Given records

>> START

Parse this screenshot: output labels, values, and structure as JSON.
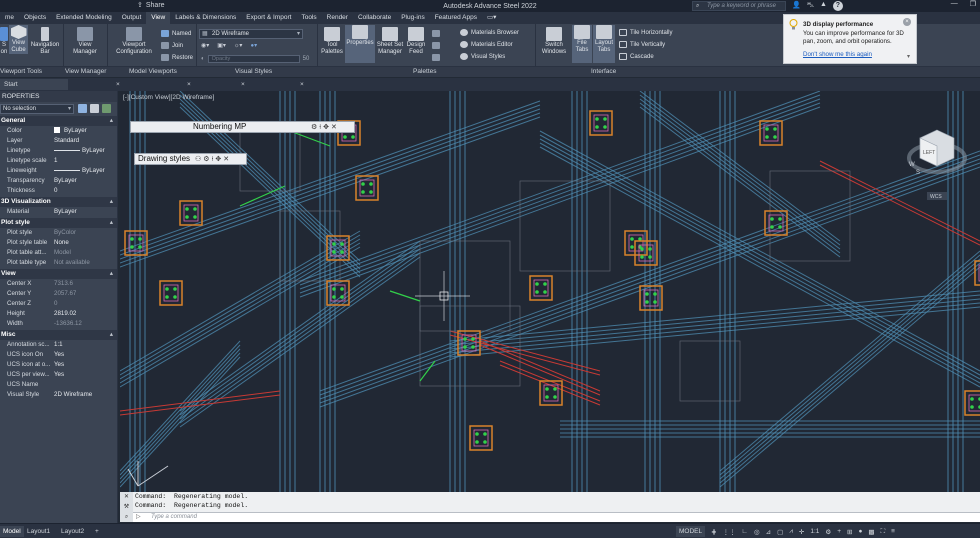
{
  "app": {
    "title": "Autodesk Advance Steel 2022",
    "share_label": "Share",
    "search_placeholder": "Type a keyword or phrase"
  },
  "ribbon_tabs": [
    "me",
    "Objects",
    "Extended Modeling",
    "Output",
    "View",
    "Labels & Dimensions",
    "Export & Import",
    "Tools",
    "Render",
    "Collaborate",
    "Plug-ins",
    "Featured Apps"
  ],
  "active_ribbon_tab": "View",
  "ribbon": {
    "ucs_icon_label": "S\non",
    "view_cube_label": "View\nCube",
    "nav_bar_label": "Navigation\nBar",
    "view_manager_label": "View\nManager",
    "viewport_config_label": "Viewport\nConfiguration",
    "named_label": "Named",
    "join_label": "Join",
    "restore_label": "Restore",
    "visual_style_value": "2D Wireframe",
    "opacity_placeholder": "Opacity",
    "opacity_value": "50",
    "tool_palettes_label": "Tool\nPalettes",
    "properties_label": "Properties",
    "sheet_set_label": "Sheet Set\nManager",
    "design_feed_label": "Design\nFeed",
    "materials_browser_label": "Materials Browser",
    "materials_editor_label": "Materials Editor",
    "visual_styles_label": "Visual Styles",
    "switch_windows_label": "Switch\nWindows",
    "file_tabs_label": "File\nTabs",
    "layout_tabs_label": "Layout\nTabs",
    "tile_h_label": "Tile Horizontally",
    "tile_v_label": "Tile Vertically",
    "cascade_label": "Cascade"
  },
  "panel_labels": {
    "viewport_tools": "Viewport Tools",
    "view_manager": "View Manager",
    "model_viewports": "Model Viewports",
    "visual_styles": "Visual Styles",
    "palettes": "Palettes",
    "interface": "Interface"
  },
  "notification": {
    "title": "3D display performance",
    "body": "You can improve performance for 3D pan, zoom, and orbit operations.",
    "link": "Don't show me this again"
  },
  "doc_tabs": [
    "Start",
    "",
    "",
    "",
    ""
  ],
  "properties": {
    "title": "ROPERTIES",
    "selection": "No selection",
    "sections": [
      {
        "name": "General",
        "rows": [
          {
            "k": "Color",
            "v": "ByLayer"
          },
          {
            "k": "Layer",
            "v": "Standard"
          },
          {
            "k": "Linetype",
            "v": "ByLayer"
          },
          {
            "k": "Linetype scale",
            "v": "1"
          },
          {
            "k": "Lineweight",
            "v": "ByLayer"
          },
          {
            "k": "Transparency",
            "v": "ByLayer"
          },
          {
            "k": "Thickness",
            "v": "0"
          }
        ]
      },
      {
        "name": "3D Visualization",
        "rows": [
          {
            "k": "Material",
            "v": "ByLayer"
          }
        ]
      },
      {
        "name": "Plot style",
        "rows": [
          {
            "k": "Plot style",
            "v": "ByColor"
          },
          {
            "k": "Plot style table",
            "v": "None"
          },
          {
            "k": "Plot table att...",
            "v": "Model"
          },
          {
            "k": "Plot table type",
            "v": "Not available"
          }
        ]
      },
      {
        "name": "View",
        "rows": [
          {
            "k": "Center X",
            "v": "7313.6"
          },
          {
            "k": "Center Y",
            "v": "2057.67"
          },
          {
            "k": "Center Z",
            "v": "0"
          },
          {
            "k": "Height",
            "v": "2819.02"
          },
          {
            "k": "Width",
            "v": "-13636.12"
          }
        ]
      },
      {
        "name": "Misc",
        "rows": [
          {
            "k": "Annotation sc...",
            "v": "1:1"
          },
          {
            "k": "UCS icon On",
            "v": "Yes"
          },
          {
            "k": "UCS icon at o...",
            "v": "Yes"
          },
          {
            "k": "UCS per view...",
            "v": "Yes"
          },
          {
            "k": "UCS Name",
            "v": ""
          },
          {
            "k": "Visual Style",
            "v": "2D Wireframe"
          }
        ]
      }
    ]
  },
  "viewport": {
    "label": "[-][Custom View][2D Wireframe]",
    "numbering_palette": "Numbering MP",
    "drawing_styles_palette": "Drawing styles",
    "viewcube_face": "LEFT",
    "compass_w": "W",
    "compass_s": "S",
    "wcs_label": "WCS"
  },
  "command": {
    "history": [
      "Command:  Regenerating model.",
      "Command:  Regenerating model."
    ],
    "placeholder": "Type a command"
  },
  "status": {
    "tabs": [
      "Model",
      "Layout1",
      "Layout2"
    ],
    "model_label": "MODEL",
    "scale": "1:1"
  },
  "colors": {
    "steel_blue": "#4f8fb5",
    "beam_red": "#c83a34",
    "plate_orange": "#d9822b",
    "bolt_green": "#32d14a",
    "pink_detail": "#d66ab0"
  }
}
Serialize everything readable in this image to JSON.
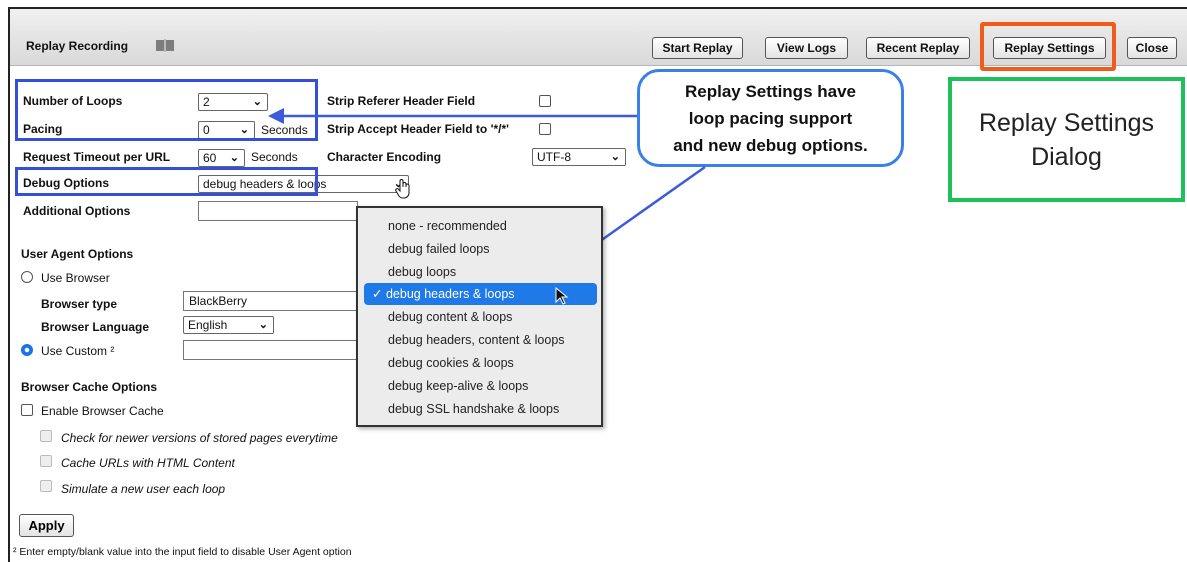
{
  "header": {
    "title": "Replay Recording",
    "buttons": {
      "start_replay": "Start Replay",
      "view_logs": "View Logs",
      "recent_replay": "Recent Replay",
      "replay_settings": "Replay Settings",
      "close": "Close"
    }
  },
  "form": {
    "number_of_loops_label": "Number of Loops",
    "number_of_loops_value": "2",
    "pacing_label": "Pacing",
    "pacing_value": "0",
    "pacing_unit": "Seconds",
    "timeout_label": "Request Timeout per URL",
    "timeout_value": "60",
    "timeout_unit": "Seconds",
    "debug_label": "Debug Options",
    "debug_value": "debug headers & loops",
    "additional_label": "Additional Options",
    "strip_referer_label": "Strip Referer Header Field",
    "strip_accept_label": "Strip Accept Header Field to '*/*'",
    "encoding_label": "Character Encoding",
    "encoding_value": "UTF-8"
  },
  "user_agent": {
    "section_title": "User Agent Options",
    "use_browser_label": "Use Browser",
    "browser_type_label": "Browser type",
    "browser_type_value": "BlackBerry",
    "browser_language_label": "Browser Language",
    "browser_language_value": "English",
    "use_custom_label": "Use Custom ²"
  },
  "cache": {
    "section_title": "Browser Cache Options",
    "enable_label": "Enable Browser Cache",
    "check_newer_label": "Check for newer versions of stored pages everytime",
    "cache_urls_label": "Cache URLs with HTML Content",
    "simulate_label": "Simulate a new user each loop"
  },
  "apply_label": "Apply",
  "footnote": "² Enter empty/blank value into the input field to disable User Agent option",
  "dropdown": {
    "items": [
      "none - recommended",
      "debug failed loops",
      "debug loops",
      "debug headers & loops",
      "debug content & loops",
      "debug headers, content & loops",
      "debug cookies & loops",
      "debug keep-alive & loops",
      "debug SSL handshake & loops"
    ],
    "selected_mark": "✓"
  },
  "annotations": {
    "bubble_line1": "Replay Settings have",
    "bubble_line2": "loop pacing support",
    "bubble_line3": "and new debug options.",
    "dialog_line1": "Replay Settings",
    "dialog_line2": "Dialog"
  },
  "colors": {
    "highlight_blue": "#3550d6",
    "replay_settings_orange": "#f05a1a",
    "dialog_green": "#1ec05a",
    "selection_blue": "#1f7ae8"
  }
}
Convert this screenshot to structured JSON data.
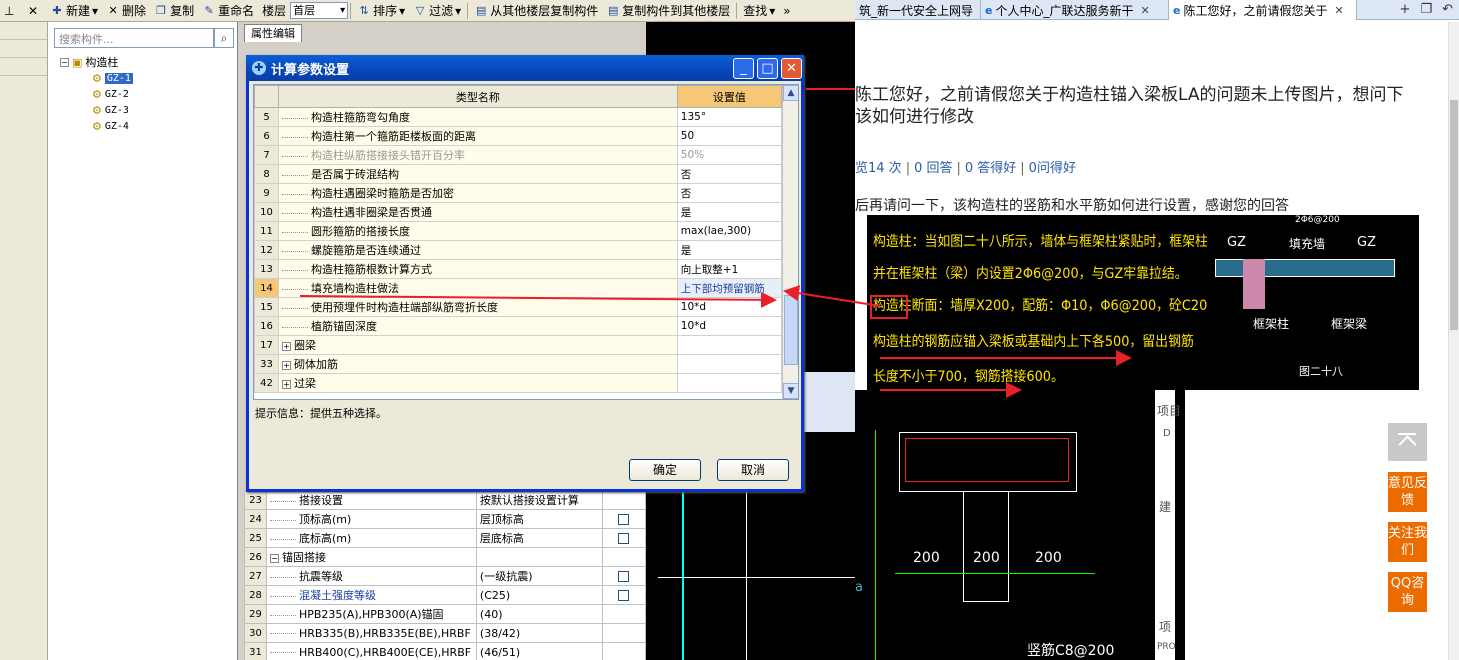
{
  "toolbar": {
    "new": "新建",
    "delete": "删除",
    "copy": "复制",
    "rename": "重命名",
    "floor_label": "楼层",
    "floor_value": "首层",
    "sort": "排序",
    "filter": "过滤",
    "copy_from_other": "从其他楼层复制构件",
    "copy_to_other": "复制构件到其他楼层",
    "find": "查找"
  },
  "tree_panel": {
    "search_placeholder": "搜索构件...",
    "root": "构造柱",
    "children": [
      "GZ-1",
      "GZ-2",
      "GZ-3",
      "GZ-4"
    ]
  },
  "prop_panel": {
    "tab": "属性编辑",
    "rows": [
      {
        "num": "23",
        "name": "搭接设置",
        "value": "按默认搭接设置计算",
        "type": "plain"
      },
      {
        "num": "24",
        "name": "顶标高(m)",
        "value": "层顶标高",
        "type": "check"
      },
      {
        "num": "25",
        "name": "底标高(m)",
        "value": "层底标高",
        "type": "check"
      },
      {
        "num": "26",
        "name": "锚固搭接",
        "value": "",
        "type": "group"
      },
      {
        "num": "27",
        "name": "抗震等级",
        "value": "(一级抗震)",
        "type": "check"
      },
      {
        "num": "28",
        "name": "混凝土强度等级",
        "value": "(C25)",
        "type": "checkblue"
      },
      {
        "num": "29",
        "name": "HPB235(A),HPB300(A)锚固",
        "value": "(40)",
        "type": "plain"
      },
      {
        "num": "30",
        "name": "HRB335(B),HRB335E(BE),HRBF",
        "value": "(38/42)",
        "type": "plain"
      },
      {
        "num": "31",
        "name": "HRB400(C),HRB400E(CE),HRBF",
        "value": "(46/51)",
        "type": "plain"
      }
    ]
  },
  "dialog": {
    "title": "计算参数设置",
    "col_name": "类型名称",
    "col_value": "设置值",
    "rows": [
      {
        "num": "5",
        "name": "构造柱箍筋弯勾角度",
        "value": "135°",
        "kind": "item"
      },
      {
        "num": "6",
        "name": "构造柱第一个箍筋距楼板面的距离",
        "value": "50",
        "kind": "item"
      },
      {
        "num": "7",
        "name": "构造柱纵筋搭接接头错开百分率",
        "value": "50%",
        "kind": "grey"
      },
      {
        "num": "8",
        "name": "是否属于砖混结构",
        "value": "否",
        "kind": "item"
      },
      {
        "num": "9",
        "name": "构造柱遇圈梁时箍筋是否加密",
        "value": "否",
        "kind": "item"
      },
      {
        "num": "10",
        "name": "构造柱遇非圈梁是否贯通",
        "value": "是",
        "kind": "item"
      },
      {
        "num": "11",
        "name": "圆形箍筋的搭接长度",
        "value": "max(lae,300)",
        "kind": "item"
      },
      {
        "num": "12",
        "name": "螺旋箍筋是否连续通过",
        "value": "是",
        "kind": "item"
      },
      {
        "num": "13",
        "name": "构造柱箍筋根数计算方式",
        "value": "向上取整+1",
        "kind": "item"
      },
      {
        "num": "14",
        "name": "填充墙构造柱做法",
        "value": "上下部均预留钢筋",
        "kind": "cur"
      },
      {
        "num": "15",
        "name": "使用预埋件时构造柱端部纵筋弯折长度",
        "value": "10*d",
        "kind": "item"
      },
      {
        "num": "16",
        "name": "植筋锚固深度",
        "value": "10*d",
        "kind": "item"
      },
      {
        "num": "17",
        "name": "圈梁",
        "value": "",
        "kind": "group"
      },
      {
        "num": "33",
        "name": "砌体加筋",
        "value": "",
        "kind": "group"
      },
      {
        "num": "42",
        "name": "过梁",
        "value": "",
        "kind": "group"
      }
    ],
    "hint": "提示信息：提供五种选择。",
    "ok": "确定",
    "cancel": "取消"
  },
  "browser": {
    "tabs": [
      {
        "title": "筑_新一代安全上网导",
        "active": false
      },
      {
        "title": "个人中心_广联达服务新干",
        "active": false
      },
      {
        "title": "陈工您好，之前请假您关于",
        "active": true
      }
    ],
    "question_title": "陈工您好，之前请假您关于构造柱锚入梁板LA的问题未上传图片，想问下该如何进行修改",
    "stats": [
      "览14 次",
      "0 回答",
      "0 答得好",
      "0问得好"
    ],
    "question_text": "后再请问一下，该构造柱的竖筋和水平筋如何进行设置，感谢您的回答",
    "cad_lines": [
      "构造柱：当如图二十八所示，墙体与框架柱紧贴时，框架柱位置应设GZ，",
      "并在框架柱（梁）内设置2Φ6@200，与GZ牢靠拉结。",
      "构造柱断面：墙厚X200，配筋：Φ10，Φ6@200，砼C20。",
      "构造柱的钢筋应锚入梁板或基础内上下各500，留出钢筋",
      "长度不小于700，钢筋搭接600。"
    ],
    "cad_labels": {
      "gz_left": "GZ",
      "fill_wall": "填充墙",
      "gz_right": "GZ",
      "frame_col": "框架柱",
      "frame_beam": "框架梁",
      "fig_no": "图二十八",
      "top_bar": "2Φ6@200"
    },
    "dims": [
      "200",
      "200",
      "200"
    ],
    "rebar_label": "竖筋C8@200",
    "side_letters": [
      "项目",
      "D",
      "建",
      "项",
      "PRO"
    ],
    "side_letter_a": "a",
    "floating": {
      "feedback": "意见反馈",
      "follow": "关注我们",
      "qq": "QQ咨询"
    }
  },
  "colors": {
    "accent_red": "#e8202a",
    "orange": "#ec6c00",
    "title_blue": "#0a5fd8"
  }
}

>> END

Requirement
For the listing above, give the number of lines in which the string "nManager" occurs, and nothing else.

Answer for this exercise
2